Pick out each line containing the string "жизни" and copy it.

Records to use:

— begin —

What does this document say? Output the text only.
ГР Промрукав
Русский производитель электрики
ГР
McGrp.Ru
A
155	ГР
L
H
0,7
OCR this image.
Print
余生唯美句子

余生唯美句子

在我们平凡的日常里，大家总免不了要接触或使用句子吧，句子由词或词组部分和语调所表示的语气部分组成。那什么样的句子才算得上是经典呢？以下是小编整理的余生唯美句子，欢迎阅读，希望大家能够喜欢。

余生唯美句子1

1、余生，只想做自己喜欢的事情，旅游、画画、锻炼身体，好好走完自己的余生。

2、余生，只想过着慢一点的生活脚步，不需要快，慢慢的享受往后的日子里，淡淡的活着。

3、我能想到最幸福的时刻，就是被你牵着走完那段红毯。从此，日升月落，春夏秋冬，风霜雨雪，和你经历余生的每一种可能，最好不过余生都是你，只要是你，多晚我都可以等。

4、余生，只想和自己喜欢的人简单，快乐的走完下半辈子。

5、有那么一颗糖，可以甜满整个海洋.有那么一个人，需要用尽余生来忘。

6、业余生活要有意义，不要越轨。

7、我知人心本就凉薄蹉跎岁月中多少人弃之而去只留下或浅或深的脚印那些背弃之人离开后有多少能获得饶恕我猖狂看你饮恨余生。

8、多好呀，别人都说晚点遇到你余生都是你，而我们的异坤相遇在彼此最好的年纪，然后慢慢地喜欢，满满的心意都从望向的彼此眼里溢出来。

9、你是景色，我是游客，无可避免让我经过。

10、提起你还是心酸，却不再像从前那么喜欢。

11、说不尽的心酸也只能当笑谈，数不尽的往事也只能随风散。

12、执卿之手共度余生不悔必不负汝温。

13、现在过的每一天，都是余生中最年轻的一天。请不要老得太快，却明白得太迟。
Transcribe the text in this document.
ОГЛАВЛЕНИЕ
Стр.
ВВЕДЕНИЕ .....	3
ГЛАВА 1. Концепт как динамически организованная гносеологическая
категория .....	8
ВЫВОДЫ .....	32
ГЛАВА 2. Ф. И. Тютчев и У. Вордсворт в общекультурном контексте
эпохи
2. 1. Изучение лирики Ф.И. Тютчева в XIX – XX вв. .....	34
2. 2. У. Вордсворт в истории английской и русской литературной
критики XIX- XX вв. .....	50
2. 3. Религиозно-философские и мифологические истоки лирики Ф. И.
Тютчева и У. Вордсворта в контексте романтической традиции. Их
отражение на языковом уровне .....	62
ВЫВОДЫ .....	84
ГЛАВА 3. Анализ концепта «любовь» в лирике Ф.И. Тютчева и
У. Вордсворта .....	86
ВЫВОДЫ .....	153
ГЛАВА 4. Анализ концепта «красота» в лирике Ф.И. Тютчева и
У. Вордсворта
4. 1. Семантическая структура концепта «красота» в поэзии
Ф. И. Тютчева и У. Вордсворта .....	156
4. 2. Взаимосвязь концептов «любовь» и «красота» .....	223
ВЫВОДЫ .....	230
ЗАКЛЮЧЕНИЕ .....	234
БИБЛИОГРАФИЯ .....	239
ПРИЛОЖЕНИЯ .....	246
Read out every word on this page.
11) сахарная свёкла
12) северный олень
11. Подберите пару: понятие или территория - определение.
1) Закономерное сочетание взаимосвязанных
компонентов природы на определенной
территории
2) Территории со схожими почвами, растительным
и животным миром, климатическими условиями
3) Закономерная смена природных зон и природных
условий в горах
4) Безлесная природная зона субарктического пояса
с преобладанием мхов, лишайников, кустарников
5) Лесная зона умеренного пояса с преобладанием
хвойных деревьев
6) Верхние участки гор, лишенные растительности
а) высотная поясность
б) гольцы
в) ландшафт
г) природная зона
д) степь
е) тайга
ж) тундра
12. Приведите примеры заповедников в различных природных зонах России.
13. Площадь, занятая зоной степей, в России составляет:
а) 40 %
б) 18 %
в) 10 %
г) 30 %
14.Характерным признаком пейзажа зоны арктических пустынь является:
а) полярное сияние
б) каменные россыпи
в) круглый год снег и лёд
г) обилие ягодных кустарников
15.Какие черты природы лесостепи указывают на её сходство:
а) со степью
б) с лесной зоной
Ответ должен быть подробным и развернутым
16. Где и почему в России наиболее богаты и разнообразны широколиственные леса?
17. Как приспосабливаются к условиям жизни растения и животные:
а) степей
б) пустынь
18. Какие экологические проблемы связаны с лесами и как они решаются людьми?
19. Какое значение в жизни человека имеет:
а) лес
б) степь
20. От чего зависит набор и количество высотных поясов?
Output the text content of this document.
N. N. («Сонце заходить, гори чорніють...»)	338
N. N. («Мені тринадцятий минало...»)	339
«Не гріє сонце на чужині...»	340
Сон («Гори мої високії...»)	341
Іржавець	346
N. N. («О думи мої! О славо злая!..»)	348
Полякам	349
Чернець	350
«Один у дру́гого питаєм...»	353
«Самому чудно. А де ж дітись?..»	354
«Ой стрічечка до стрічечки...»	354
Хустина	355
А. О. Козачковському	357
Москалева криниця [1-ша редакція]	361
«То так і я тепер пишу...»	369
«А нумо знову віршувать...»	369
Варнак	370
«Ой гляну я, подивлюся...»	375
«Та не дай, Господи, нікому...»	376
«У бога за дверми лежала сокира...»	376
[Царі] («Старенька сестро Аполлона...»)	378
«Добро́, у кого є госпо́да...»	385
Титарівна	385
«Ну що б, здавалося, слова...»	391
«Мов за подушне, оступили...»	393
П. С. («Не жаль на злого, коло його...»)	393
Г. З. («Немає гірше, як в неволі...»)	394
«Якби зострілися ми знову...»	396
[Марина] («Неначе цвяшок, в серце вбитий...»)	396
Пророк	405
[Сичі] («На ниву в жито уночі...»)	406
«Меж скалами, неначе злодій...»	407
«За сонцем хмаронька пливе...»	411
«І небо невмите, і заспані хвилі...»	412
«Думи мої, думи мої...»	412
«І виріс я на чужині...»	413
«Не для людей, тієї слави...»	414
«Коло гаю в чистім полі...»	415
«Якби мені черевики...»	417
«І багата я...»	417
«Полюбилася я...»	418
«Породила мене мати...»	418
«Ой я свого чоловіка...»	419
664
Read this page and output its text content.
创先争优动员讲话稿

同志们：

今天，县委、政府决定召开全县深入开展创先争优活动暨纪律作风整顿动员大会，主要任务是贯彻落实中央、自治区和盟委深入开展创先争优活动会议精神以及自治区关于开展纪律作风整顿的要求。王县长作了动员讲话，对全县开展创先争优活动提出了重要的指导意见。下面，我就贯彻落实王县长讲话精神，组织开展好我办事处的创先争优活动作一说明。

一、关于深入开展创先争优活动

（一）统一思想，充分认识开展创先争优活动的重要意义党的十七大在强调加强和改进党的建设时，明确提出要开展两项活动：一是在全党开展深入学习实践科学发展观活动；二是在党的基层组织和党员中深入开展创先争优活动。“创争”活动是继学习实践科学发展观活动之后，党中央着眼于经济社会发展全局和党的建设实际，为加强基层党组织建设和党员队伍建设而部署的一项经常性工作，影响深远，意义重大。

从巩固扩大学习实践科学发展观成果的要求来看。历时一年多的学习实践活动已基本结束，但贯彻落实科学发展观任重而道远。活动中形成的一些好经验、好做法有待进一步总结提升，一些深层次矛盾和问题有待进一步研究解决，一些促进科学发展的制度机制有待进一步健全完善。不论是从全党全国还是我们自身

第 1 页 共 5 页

— end —

Task output:
17. Как приспосабливаются к условиям жизни растения и животные:
19. Какое значение в жизни человека имеет:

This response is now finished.